§ **Set problem**: Each of the entries should be retyped precisely as it appears.

§ **The data**:

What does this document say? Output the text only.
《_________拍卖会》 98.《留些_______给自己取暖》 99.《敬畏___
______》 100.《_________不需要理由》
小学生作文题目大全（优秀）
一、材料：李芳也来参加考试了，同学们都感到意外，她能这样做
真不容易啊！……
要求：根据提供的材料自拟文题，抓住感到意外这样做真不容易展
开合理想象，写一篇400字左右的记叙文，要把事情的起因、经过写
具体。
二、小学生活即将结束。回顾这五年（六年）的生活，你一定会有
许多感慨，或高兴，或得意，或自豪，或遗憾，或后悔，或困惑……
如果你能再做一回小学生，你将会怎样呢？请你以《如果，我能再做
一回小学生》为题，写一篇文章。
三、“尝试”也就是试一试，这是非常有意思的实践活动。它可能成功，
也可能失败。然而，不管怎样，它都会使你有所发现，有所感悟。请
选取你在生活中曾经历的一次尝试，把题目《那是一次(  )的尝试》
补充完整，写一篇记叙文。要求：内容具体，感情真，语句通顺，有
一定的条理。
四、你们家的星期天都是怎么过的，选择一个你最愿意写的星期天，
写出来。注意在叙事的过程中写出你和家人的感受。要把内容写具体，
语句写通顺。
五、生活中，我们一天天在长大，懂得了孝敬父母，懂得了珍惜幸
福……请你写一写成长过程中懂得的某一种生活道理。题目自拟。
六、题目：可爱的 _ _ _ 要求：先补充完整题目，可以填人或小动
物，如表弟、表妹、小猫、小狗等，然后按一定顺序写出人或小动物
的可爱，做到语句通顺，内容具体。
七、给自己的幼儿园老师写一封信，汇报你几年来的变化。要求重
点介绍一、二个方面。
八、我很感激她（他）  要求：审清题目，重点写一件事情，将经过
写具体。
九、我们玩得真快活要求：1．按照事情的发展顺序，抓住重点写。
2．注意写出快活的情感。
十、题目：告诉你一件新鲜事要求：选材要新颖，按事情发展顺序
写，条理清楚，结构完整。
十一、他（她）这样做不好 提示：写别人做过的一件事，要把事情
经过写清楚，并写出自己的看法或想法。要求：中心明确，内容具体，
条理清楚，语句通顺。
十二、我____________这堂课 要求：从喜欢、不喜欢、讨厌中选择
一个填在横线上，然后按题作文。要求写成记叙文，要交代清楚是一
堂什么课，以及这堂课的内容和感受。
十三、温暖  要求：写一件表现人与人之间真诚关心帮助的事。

§ **The response**:
What does this document say? Output the text only.
《_________拍卖会》 98.《留些_______给自己取暖》 99.《敬畏___
______》 100.《_________不需要理由》
小学生作文题目大全（优秀）
一、材料：李芳也来参加考试了，同学们都感到意外，她能这样做
真不容易啊！……
要求：根据提供的材料自拟文题，抓住感到意外这样做真不容易展
开合理想象，写一篇400字左右的记叙文，要把事情的起因、经过写
具体。
二、小学生活即将结束。回顾这五年（六年）的生活，你一定会有
许多感慨，或高兴，或得意，或自豪，或遗憾，或后悔，或困惑……
如果你能再做一回小学生，你将会怎样呢？请你以《如果，我能再做
一回小学生》为题，写一篇文章。
三、“尝试”也就是试一试，这是非常有意思的实践活动。它可能成功，
也可能失败。然而，不管怎样，它都会使你有所发现，有所感悟。请
选取你在生活中曾经历的一次尝试，把题目《那是一次(  )的尝试》
补充完整，写一篇记叙文。要求：内容具体，感情真，语句通顺，有
一定的条理。
四、你们家的星期天都是怎么过的，选择一个你最愿意写的星期天，
写出来。注意在叙事的过程中写出你和家人的感受。要把内容写具体，
语句写通顺。
五、生活中，我们一天天在长大，懂得了孝敬父母，懂得了珍惜幸
福……请你写一写成长过程中懂得的某一种生活道理。题目自拟。
六、题目：可爱的 _ _ _ 要求：先补充完整题目，可以填人或小动
物，如表弟、表妹、小猫、小狗等，然后按一定顺序写出人或小动物
的可爱，做到语句通顺，内容具体。
七、给自己的幼儿园老师写一封信，汇报你几年来的变化。要求重
点介绍一、二个方面。
八、我很感激她（他）  要求：审清题目，重点写一件事情，将经过
写具体。
九、我们玩得真快活要求：1．按照事情的发展顺序，抓住重点写。
2．注意写出快活的情感。
十、题目：告诉你一件新鲜事要求：选材要新颖，按事情发展顺序
写，条理清楚，结构完整。
十一、他（她）这样做不好 提示：写别人做过的一件事，要把事情
经过写清楚，并写出自己的看法或想法。要求：中心明确，内容具体，
条理清楚，语句通顺。
十二、我____________这堂课 要求：从喜欢、不喜欢、讨厌中选择
一个填在横线上，然后按题作文。要求写成记叙文，要交代清楚是一
堂什么课，以及这堂课的内容和感受。
十三、温暖  要求：写一件表现人与人之间真诚关心帮助的事。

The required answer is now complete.